Wherever the string "Market" appears in a line, extract that line.

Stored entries

━━━━━━━━━━━━━━━━━━━━

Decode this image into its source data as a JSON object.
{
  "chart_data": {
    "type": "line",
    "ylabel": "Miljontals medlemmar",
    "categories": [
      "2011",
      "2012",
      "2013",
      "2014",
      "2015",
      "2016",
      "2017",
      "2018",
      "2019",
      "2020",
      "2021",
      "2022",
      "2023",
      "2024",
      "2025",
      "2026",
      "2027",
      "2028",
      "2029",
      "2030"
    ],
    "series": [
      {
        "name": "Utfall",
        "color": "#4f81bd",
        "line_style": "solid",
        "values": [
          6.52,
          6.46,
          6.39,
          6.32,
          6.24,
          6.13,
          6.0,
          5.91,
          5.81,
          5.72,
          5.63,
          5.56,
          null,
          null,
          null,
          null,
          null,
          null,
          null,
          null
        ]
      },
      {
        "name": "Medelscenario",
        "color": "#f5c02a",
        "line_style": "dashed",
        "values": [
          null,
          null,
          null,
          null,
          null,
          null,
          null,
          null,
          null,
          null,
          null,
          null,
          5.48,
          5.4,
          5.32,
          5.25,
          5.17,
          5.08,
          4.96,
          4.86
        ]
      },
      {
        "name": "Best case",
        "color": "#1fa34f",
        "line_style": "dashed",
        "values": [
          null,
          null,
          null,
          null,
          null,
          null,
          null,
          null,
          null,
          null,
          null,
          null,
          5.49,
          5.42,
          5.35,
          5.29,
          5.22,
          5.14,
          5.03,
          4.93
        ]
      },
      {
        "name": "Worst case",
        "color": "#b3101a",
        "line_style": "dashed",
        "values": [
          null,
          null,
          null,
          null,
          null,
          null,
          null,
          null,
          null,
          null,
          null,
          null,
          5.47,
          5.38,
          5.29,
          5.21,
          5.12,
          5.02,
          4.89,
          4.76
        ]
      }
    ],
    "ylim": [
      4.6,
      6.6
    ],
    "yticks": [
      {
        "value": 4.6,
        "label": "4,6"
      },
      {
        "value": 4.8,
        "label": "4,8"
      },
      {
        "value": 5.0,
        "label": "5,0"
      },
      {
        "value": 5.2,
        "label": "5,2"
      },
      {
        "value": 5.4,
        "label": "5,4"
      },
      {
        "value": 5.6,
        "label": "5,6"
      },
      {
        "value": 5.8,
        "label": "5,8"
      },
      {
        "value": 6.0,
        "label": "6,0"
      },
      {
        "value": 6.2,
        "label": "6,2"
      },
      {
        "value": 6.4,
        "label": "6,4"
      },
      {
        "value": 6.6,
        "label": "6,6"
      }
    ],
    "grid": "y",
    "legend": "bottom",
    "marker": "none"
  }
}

━━━━━━━━━━━━━━━━━━━━

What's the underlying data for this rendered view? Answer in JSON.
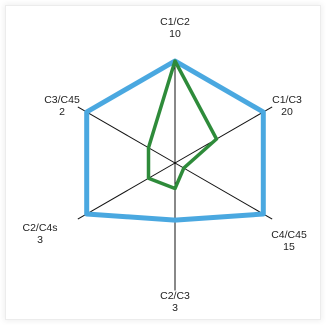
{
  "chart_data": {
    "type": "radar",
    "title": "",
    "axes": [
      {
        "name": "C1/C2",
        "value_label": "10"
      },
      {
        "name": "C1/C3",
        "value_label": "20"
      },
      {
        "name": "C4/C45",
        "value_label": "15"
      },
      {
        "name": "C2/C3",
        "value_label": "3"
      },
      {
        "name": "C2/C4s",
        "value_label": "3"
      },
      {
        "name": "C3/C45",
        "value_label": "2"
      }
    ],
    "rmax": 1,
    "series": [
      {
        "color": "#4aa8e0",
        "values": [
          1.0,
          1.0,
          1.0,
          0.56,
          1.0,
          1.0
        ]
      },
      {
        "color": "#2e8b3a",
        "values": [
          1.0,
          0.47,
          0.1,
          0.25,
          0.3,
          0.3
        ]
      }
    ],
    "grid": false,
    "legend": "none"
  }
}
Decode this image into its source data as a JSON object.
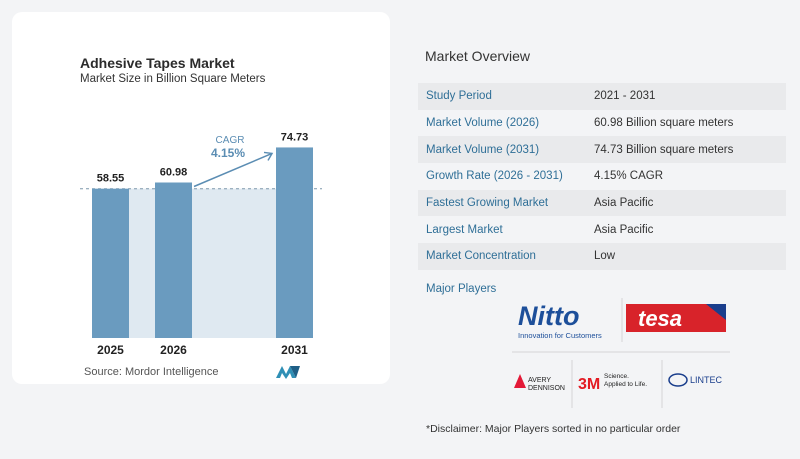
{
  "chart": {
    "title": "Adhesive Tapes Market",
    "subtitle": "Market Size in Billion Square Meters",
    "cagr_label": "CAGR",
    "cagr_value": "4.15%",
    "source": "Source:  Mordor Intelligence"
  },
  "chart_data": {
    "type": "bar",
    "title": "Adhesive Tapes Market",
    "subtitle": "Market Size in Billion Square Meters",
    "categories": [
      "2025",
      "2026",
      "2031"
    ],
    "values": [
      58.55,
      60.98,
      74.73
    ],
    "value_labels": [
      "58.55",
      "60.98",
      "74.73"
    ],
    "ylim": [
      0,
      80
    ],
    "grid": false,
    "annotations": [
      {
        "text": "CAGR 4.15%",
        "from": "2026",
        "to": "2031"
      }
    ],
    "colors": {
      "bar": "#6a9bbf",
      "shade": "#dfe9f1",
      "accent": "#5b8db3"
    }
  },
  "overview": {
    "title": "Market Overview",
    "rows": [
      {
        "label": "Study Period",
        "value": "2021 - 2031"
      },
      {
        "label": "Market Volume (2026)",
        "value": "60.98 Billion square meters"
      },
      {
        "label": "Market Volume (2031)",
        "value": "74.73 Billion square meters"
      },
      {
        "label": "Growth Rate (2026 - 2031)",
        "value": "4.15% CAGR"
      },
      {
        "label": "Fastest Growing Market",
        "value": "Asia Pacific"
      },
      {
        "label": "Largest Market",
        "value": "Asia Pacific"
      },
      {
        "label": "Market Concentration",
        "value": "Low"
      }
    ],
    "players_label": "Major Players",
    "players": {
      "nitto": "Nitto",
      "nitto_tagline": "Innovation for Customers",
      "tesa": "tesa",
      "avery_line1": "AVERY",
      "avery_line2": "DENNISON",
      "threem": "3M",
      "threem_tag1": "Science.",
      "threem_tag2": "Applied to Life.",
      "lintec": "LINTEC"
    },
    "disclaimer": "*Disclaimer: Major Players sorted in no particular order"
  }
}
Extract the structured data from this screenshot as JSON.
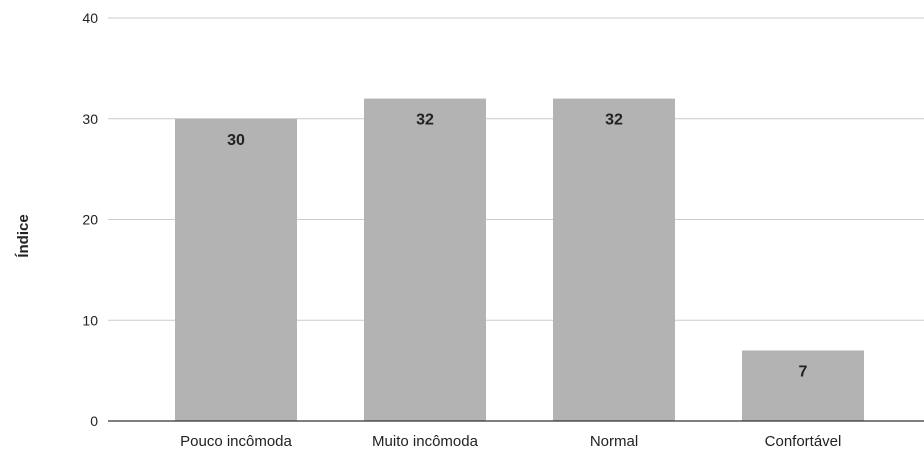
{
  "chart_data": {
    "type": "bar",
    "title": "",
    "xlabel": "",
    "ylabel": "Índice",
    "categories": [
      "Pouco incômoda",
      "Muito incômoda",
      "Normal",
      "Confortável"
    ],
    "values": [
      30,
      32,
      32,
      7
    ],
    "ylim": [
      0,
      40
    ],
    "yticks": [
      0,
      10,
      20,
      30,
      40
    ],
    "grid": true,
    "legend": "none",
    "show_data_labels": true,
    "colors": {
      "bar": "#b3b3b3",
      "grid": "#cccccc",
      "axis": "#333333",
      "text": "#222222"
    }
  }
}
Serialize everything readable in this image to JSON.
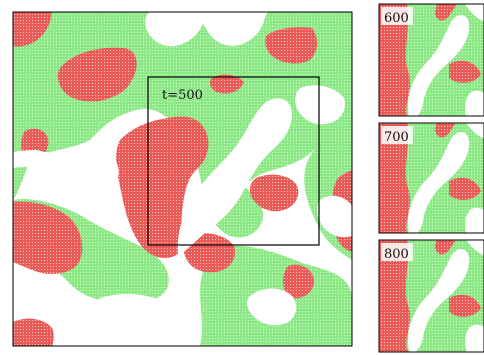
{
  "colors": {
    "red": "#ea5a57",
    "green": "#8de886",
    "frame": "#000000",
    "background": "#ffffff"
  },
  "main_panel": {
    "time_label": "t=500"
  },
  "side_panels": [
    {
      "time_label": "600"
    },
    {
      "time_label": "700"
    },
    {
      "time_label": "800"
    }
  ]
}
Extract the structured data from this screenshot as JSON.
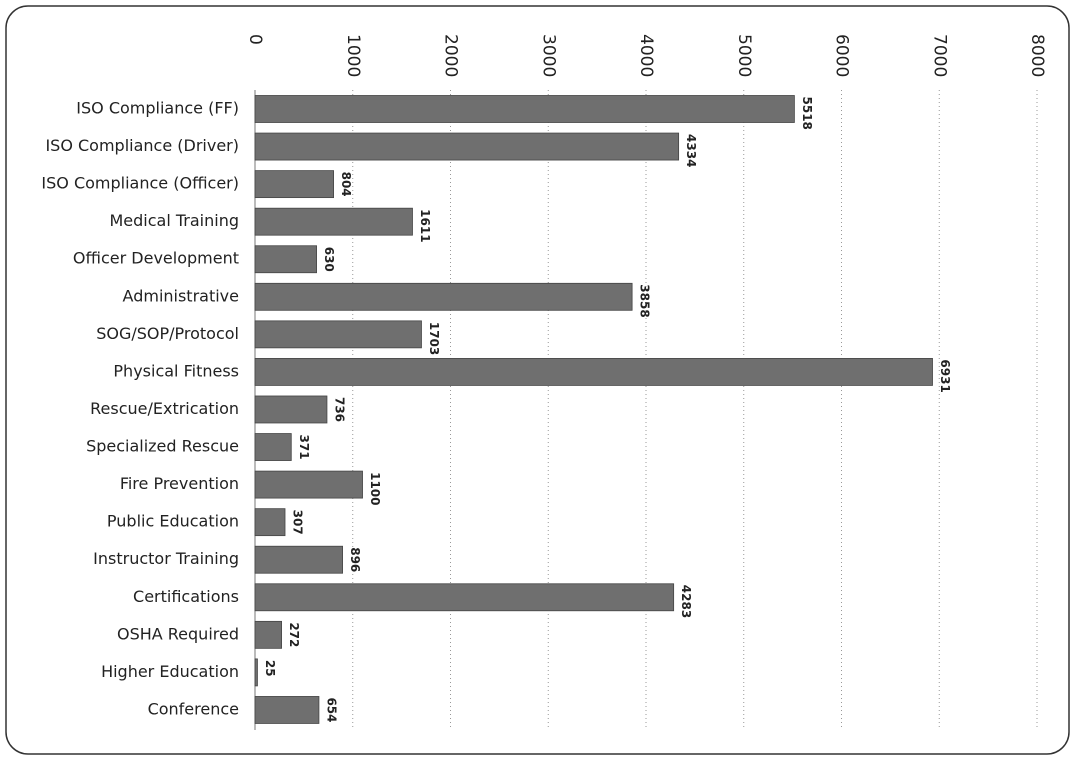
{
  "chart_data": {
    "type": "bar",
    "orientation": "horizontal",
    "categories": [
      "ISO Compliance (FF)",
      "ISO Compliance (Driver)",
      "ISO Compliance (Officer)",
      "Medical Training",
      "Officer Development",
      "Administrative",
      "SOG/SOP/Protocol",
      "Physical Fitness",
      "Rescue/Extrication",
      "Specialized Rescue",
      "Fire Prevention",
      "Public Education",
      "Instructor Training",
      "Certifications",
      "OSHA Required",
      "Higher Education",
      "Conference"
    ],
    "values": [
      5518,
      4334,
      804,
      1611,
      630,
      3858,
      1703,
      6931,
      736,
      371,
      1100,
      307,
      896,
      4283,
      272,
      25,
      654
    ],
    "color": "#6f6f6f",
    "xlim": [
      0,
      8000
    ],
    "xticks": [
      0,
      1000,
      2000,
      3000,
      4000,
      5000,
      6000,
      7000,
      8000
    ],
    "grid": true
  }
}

━━━━━━━━━━━━━━━━━━━━

ANSWER TO THIS TASK =>
    "title": "Adhesive Tapes Market",
    "subtitle": "Market Size in Billion Square Meters",
    "title": "Adhesive Tapes Market",
    "subtitle": "Market Size in Billion Square Meters",
    "title": "Market Overview",
        "label": "Market Volume (2026)",
        "label": "Market Volume (2031)",
        "label": "Fastest Growing Market",
        "label": "Largest Market",
        "label": "Market Concentration",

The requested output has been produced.